▶ **What needs to be done**
Show every line containing "STEP" by copying it.

Data records:
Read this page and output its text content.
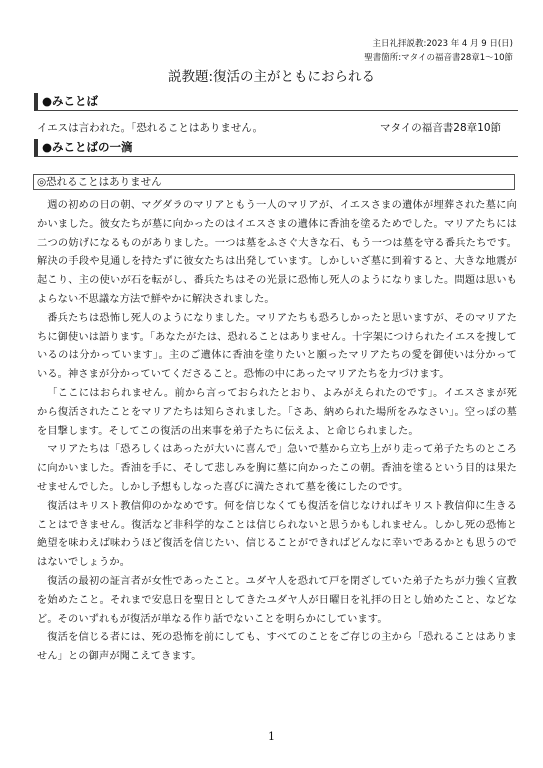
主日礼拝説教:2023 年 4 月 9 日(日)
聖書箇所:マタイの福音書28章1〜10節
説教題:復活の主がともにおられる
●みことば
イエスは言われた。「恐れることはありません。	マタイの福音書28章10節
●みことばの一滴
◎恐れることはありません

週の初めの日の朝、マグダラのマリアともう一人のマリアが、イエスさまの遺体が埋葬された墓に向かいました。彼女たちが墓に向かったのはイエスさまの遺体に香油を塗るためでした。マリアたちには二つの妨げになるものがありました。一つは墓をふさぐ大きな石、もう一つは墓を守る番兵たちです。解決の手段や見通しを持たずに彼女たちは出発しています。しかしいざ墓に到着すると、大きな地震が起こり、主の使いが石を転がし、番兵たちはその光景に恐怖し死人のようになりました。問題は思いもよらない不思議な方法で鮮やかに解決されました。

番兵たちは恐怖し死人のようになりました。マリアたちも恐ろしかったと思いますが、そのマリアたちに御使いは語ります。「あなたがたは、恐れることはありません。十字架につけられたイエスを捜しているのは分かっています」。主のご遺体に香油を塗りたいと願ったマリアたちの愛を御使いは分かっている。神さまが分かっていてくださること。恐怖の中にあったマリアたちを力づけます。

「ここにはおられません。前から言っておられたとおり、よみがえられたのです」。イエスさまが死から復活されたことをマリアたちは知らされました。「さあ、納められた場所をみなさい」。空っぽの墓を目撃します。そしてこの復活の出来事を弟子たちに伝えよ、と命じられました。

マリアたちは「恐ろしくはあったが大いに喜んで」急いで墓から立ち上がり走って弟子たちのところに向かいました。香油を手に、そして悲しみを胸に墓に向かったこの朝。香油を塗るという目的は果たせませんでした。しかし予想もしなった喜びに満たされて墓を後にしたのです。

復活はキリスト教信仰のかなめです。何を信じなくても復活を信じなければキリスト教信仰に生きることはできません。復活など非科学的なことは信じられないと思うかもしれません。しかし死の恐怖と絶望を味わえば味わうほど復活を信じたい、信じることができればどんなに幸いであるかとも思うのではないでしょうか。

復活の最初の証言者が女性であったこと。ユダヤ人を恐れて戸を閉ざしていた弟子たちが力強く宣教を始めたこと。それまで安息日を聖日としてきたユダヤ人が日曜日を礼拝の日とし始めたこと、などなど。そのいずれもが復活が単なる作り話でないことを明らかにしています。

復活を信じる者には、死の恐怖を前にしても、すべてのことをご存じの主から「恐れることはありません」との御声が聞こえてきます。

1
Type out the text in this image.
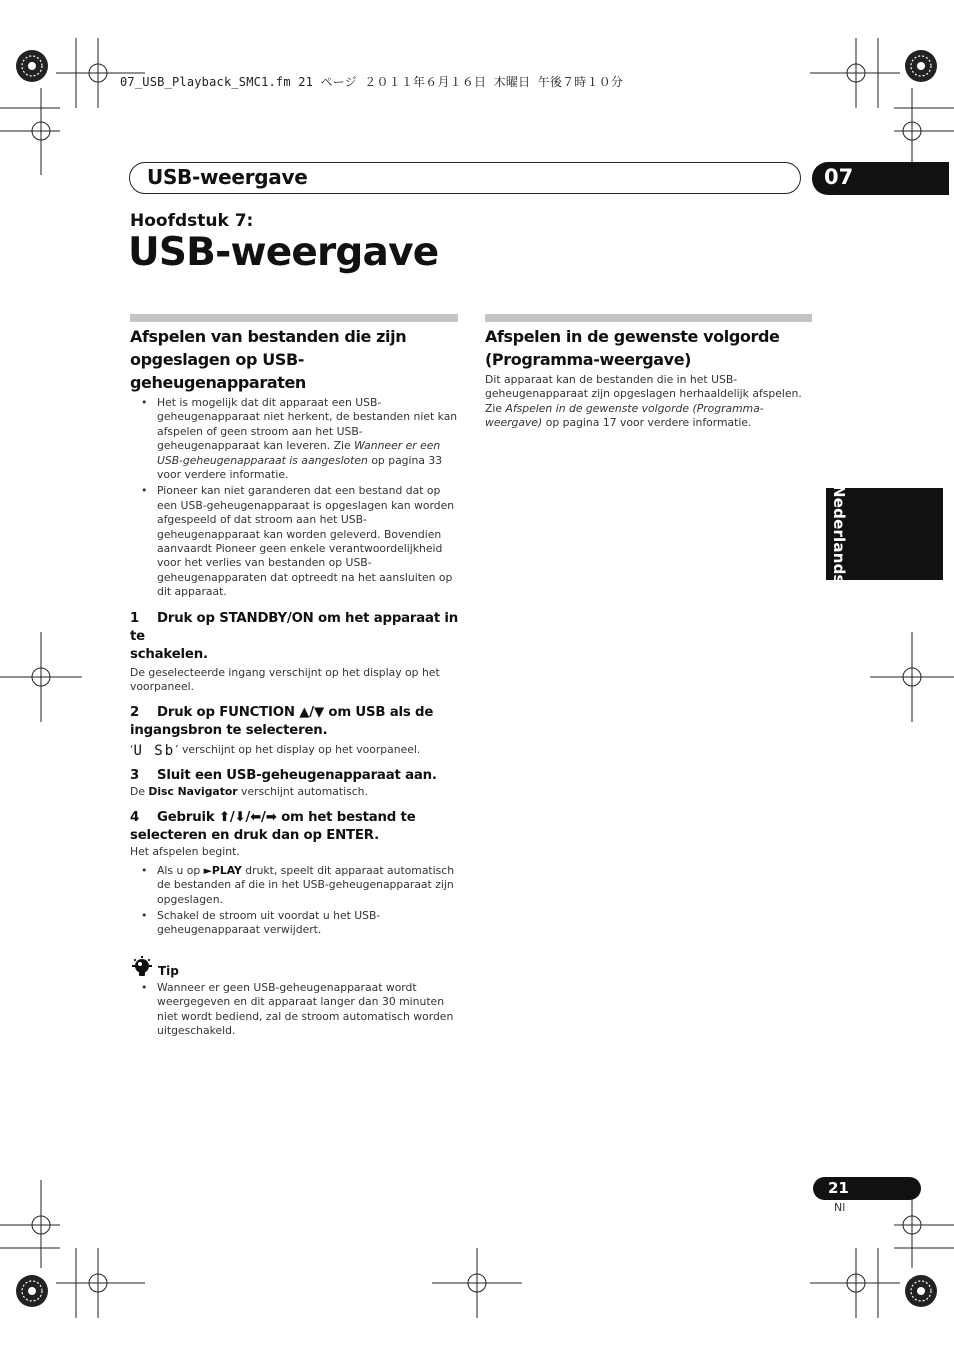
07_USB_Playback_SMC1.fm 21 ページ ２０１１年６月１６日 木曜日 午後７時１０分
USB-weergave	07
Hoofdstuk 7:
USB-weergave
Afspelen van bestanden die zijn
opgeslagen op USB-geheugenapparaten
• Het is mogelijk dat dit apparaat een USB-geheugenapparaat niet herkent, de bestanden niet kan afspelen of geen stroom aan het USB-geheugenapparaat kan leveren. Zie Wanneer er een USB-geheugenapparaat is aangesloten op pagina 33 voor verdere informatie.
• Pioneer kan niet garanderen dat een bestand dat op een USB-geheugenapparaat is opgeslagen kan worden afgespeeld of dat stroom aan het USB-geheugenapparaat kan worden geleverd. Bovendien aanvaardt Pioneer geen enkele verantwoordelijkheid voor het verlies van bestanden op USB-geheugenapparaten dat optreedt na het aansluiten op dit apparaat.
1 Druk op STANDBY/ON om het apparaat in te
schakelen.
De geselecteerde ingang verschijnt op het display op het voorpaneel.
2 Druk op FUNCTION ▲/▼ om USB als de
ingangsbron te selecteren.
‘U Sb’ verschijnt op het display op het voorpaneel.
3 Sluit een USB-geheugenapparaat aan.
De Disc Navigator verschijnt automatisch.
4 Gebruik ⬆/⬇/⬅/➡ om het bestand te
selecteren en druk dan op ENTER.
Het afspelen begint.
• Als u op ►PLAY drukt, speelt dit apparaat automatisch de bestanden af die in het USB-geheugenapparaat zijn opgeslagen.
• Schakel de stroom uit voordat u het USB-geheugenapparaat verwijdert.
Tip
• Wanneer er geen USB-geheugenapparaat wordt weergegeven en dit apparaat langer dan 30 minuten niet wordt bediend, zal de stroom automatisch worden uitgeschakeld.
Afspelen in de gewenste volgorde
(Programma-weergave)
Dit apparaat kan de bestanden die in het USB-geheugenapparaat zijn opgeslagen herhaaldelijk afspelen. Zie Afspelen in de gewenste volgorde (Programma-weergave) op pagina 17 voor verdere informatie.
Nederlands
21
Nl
...
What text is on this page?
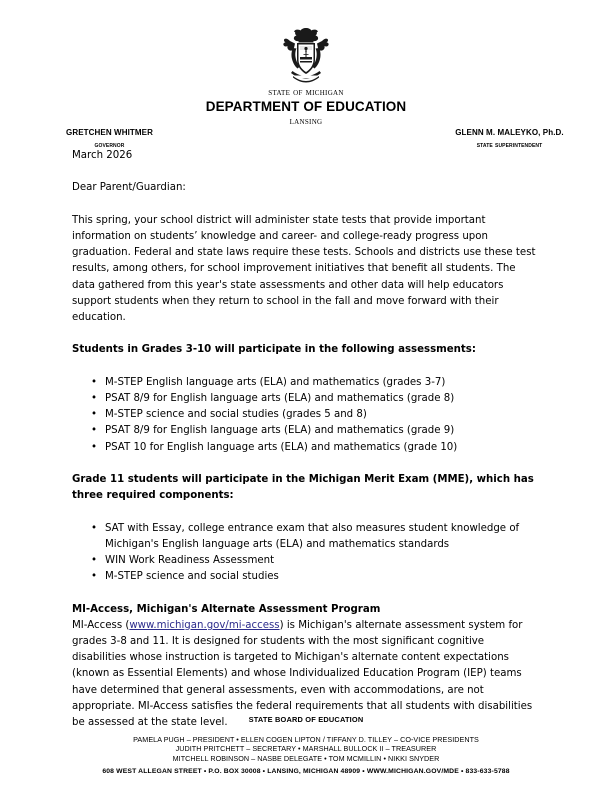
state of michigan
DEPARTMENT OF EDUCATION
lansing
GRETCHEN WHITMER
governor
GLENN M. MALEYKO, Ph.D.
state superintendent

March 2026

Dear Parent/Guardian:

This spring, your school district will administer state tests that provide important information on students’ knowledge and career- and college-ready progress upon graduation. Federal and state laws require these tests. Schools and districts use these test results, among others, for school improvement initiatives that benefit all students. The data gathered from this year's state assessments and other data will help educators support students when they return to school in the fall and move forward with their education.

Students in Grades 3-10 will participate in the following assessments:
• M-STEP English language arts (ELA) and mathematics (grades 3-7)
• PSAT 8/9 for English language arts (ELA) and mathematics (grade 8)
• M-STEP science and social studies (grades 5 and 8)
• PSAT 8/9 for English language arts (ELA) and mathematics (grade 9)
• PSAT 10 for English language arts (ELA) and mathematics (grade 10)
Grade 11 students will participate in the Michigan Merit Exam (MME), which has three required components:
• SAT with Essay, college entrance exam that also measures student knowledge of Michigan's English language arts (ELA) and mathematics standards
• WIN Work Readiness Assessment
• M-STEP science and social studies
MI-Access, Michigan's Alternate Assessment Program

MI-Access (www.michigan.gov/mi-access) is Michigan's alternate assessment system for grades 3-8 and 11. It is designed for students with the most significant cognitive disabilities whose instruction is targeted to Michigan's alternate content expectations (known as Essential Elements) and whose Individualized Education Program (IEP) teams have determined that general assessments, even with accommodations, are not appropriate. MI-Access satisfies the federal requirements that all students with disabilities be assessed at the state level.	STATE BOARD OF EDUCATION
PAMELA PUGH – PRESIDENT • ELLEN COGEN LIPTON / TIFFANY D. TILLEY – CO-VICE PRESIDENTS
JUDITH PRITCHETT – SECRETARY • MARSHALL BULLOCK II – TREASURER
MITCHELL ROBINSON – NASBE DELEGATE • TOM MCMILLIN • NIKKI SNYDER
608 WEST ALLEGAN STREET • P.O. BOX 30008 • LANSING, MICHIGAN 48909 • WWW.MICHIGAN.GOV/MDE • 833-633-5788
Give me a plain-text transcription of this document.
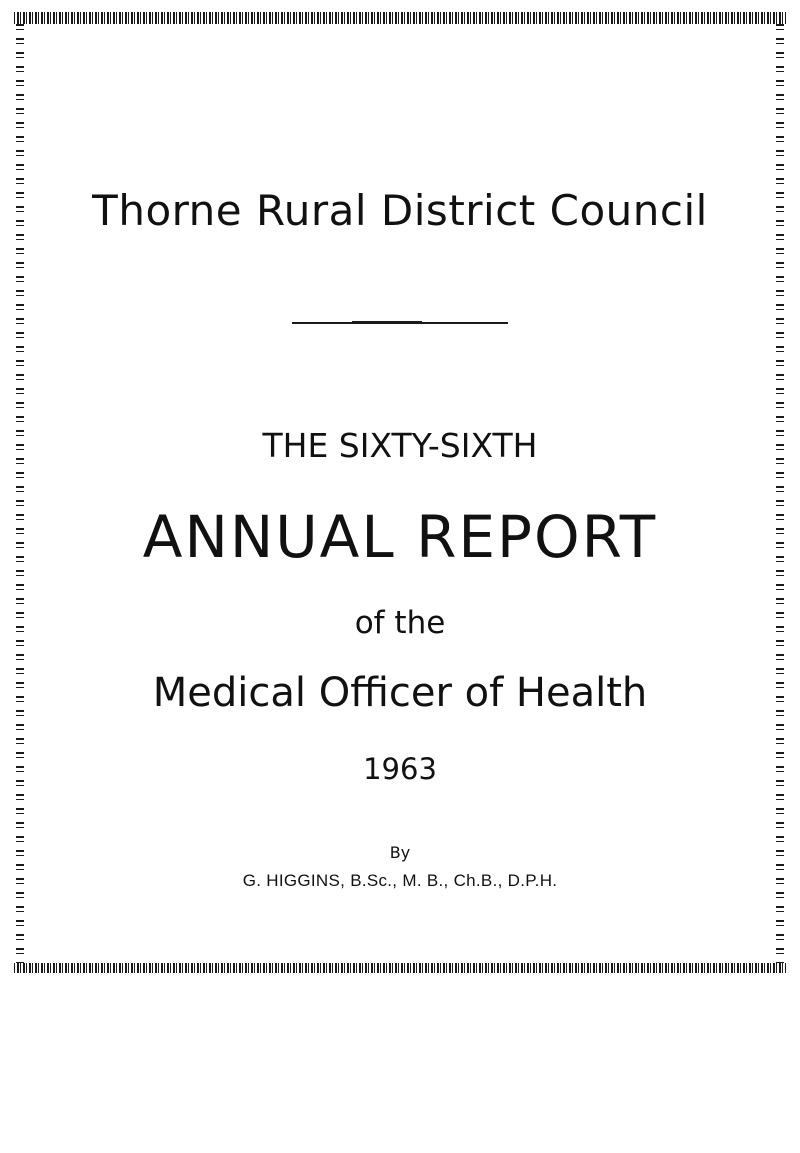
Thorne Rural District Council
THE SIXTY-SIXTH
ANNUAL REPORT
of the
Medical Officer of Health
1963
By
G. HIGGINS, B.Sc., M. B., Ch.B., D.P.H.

▶ **Answer to the problem**
• M-STEP English language arts (ELA) and mathematics (grades 3-7)
• M-STEP science and social studies (grades 5 and 8)
• M-STEP science and social studies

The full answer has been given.